Find the lines that hold the word "weibo" and return them.

+-------+

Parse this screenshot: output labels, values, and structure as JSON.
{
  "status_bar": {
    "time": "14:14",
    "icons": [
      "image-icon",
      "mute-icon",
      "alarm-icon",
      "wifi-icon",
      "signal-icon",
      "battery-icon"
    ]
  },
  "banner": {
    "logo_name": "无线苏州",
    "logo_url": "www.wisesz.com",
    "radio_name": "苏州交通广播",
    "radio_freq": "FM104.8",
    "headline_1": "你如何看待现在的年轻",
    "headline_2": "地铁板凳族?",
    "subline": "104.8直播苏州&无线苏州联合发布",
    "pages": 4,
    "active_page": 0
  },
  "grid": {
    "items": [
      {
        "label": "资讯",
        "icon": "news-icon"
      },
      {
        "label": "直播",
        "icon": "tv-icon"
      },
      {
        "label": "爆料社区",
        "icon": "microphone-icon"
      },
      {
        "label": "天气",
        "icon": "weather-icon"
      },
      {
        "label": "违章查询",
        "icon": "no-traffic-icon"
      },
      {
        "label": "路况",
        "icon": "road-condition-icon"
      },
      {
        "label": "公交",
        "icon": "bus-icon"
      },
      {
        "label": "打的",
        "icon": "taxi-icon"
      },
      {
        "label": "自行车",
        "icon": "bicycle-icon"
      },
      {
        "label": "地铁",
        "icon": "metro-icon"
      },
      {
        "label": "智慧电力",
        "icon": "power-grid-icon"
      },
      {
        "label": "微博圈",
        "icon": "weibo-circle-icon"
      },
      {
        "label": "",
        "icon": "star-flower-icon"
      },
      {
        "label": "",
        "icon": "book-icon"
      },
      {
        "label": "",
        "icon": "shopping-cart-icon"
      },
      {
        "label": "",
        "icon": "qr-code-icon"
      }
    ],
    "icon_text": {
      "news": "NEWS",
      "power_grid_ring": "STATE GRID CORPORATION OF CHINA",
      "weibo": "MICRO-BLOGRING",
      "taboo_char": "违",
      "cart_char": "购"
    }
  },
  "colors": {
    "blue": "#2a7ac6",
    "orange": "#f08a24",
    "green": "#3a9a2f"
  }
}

+-------+

**RIGHT ANSWER**:
        "icon": "weibo-circle-icon"
      "weibo": "MICRO-BLOGRING",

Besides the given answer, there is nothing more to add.